Aim of the task — Every line that includes the word "document" is to be listed.

(A run of records)
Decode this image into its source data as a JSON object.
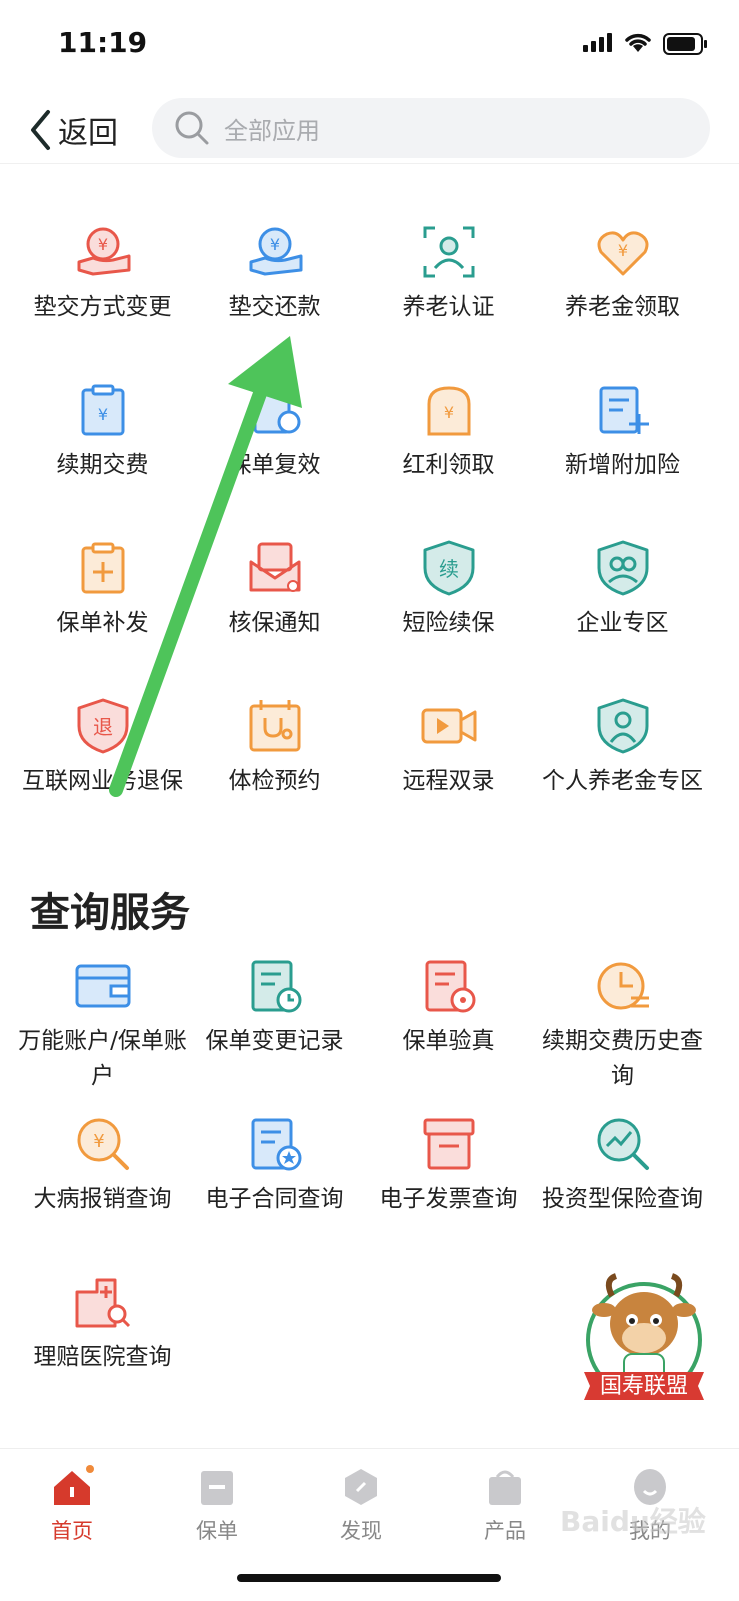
{
  "status_bar": {
    "time": "11:19"
  },
  "header": {
    "back_label": "返回",
    "search_placeholder": "全部应用"
  },
  "top_grid": [
    {
      "label": "垫交方式变更",
      "icon": "hand-rmb-swap-icon",
      "color": "#e8574a"
    },
    {
      "label": "垫交还款",
      "icon": "hand-rmb-icon",
      "color": "#3d8fe6"
    },
    {
      "label": "养老认证",
      "icon": "face-scan-icon",
      "color": "#2a9d8f"
    },
    {
      "label": "养老金领取",
      "icon": "heart-rmb-icon",
      "color": "#f19a3e"
    },
    {
      "label": "续期交费",
      "icon": "clipboard-rmb-icon",
      "color": "#3d8fe6"
    },
    {
      "label": "保单复效",
      "icon": "document-refresh-icon",
      "color": "#3d8fe6"
    },
    {
      "label": "红利领取",
      "icon": "tombstone-rmb-icon",
      "color": "#f19a3e"
    },
    {
      "label": "新增附加险",
      "icon": "document-plus-icon",
      "color": "#3d8fe6"
    },
    {
      "label": "保单补发",
      "icon": "clipboard-plus-icon",
      "color": "#f19a3e"
    },
    {
      "label": "核保通知",
      "icon": "envelope-user-icon",
      "color": "#e8574a"
    },
    {
      "label": "短险续保",
      "icon": "shield-renew-icon",
      "color": "#2a9d8f"
    },
    {
      "label": "企业专区",
      "icon": "shield-group-icon",
      "color": "#2a9d8f"
    },
    {
      "label": "互联网业务退保",
      "icon": "shield-tui-icon",
      "color": "#e8574a"
    },
    {
      "label": "体检预约",
      "icon": "calendar-stethoscope-icon",
      "color": "#f19a3e"
    },
    {
      "label": "远程双录",
      "icon": "video-camera-icon",
      "color": "#f19a3e"
    },
    {
      "label": "个人养老金专区",
      "icon": "shield-elder-icon",
      "color": "#2a9d8f"
    }
  ],
  "query_section": {
    "title": "查询服务",
    "items": [
      {
        "label": "万能账户/保单账户",
        "icon": "wallet-icon",
        "color": "#3d8fe6"
      },
      {
        "label": "保单变更记录",
        "icon": "document-clock-icon",
        "color": "#2a9d8f"
      },
      {
        "label": "保单验真",
        "icon": "document-eye-icon",
        "color": "#e8574a"
      },
      {
        "label": "续期交费历史查询",
        "icon": "clock-pie-icon",
        "color": "#f19a3e"
      },
      {
        "label": "大病报销查询",
        "icon": "rmb-magnifier-icon",
        "color": "#f19a3e"
      },
      {
        "label": "电子合同查询",
        "icon": "document-badge-icon",
        "color": "#3d8fe6"
      },
      {
        "label": "电子发票查询",
        "icon": "invoice-box-icon",
        "color": "#e8574a"
      },
      {
        "label": "投资型保险查询",
        "icon": "trend-magnifier-icon",
        "color": "#2a9d8f"
      },
      {
        "label": "理赔医院查询",
        "icon": "hospital-search-icon",
        "color": "#e8574a"
      }
    ]
  },
  "mascot": {
    "banner_text": "国寿联盟"
  },
  "tab_bar": {
    "tabs": [
      {
        "label": "首页",
        "icon": "home-icon",
        "active": true
      },
      {
        "label": "保单",
        "icon": "policy-icon",
        "active": false
      },
      {
        "label": "发现",
        "icon": "discover-icon",
        "active": false
      },
      {
        "label": "产品",
        "icon": "product-bag-icon",
        "active": false
      },
      {
        "label": "我的",
        "icon": "profile-icon",
        "active": false
      }
    ]
  },
  "watermark": "Baidu经验"
}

Exercise result —
      "icon": "document-refresh-icon",
      "icon": "document-plus-icon",
        "icon": "document-clock-icon",
        "icon": "document-eye-icon",
        "icon": "document-badge-icon",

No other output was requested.